* JOB *
Write out every single entry exactly.

Data records:
════

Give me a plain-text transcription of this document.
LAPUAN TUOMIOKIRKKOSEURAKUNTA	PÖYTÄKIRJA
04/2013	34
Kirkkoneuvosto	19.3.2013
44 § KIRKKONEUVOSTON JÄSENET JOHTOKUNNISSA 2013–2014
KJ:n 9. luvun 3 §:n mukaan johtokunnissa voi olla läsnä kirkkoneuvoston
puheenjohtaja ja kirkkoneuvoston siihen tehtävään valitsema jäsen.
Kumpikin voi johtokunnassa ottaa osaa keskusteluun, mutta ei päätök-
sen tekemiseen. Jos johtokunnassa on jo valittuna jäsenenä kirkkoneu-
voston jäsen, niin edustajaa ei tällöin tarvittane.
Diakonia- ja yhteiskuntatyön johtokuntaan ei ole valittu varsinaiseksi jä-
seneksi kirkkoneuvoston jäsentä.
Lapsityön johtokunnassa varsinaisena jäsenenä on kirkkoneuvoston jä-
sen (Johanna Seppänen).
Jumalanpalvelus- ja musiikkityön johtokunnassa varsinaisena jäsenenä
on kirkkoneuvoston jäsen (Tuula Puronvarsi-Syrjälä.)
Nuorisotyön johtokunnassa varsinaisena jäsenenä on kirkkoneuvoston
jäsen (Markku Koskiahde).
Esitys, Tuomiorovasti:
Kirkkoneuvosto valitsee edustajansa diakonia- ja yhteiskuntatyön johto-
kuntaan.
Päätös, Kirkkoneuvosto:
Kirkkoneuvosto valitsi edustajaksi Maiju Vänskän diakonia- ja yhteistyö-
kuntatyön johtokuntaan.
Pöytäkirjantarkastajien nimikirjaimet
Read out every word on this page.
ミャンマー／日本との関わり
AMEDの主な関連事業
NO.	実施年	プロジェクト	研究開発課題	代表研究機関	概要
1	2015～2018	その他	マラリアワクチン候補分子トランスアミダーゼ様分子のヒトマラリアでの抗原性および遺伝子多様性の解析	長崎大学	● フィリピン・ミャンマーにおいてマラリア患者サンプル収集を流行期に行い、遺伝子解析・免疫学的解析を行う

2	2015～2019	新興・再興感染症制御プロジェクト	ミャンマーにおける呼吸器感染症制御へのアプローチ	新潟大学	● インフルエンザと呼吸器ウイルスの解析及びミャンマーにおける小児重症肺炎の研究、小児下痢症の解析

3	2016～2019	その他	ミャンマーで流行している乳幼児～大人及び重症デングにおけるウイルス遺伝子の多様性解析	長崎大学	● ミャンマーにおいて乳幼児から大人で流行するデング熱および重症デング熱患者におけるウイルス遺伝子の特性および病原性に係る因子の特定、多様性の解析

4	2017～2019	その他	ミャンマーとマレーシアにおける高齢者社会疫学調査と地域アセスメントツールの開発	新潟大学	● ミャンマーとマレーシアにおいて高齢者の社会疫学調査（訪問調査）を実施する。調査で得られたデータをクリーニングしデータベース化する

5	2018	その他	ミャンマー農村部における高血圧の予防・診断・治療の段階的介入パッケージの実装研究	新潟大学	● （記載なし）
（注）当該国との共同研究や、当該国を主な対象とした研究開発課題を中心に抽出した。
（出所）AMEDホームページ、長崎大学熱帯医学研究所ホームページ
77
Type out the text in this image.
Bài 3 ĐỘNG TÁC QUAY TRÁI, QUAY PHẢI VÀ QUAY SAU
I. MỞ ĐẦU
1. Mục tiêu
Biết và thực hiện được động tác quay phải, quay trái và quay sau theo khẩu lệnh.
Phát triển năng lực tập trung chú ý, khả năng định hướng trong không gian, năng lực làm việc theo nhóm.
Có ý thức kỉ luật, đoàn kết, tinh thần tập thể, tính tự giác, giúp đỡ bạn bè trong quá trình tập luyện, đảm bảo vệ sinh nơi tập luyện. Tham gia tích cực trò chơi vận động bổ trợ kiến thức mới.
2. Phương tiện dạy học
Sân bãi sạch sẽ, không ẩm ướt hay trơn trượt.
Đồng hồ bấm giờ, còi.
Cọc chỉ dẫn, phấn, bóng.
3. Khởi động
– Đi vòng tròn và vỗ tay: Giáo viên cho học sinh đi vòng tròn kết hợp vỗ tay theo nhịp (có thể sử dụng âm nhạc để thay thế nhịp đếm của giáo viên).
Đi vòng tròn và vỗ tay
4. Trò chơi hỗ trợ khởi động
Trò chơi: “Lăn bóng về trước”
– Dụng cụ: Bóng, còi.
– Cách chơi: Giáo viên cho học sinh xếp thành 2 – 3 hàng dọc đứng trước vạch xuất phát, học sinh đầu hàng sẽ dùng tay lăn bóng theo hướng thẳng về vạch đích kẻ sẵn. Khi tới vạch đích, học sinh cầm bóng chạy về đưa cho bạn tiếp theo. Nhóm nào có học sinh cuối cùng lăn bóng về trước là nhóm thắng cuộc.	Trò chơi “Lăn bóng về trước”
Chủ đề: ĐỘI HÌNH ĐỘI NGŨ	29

════

* RESULT *
Give me a plain-text transcription of this document.
LAPUAN TUOMIOKIRKKOSEURAKUNTA	PÖYTÄKIRJA
04/2013	34
Kirkkoneuvosto	19.3.2013
44 § KIRKKONEUVOSTON JÄSENET JOHTOKUNNISSA 2013–2014
KJ:n 9. luvun 3 §:n mukaan johtokunnissa voi olla läsnä kirkkoneuvoston
puheenjohtaja ja kirkkoneuvoston siihen tehtävään valitsema jäsen.
Kumpikin voi johtokunnassa ottaa osaa keskusteluun, mutta ei päätök-
sen tekemiseen. Jos johtokunnassa on jo valittuna jäsenenä kirkkoneu-
voston jäsen, niin edustajaa ei tällöin tarvittane.
Diakonia- ja yhteiskuntatyön johtokuntaan ei ole valittu varsinaiseksi jä-
seneksi kirkkoneuvoston jäsentä.
Lapsityön johtokunnassa varsinaisena jäsenenä on kirkkoneuvoston jä-
sen (Johanna Seppänen).
Jumalanpalvelus- ja musiikkityön johtokunnassa varsinaisena jäsenenä
on kirkkoneuvoston jäsen (Tuula Puronvarsi-Syrjälä.)
Nuorisotyön johtokunnassa varsinaisena jäsenenä on kirkkoneuvoston
jäsen (Markku Koskiahde).
Esitys, Tuomiorovasti:
Kirkkoneuvosto valitsee edustajansa diakonia- ja yhteiskuntatyön johto-
kuntaan.
Päätös, Kirkkoneuvosto:
Kirkkoneuvosto valitsi edustajaksi Maiju Vänskän diakonia- ja yhteistyö-
kuntatyön johtokuntaan.
Pöytäkirjantarkastajien nimikirjaimet
Read out every word on this page.
ミャンマー／日本との関わり
AMEDの主な関連事業
NO.	実施年	プロジェクト	研究開発課題	代表研究機関	概要
1	2015～2018	その他	マラリアワクチン候補分子トランスアミダーゼ様分子のヒトマラリアでの抗原性および遺伝子多様性の解析	長崎大学	● フィリピン・ミャンマーにおいてマラリア患者サンプル収集を流行期に行い、遺伝子解析・免疫学的解析を行う

2	2015～2019	新興・再興感染症制御プロジェクト	ミャンマーにおける呼吸器感染症制御へのアプローチ	新潟大学	● インフルエンザと呼吸器ウイルスの解析及びミャンマーにおける小児重症肺炎の研究、小児下痢症の解析

3	2016～2019	その他	ミャンマーで流行している乳幼児～大人及び重症デングにおけるウイルス遺伝子の多様性解析	長崎大学	● ミャンマーにおいて乳幼児から大人で流行するデング熱および重症デング熱患者におけるウイルス遺伝子の特性および病原性に係る因子の特定、多様性の解析

4	2017～2019	その他	ミャンマーとマレーシアにおける高齢者社会疫学調査と地域アセスメントツールの開発	新潟大学	● ミャンマーとマレーシアにおいて高齢者の社会疫学調査（訪問調査）を実施する。調査で得られたデータをクリーニングしデータベース化する

5	2018	その他	ミャンマー農村部における高血圧の予防・診断・治療の段階的介入パッケージの実装研究	新潟大学	● （記載なし）
（注）当該国との共同研究や、当該国を主な対象とした研究開発課題を中心に抽出した。
（出所）AMEDホームページ、長崎大学熱帯医学研究所ホームページ
77
Type out the text in this image.
Bài 3 ĐỘNG TÁC QUAY TRÁI, QUAY PHẢI VÀ QUAY SAU
I. MỞ ĐẦU
1. Mục tiêu
Biết và thực hiện được động tác quay phải, quay trái và quay sau theo khẩu lệnh.
Phát triển năng lực tập trung chú ý, khả năng định hướng trong không gian, năng lực làm việc theo nhóm.
Có ý thức kỉ luật, đoàn kết, tinh thần tập thể, tính tự giác, giúp đỡ bạn bè trong quá trình tập luyện, đảm bảo vệ sinh nơi tập luyện. Tham gia tích cực trò chơi vận động bổ trợ kiến thức mới.
2. Phương tiện dạy học
Sân bãi sạch sẽ, không ẩm ướt hay trơn trượt.
Đồng hồ bấm giờ, còi.
Cọc chỉ dẫn, phấn, bóng.
3. Khởi động
– Đi vòng tròn và vỗ tay: Giáo viên cho học sinh đi vòng tròn kết hợp vỗ tay theo nhịp (có thể sử dụng âm nhạc để thay thế nhịp đếm của giáo viên).
Đi vòng tròn và vỗ tay
4. Trò chơi hỗ trợ khởi động
Trò chơi: “Lăn bóng về trước”
– Dụng cụ: Bóng, còi.
– Cách chơi: Giáo viên cho học sinh xếp thành 2 – 3 hàng dọc đứng trước vạch xuất phát, học sinh đầu hàng sẽ dùng tay lăn bóng theo hướng thẳng về vạch đích kẻ sẵn. Khi tới vạch đích, học sinh cầm bóng chạy về đưa cho bạn tiếp theo. Nhóm nào có học sinh cuối cùng lăn bóng về trước là nhóm thắng cuộc.	Trò chơi “Lăn bóng về trước”
Chủ đề: ĐỘI HÌNH ĐỘI NGŨ	29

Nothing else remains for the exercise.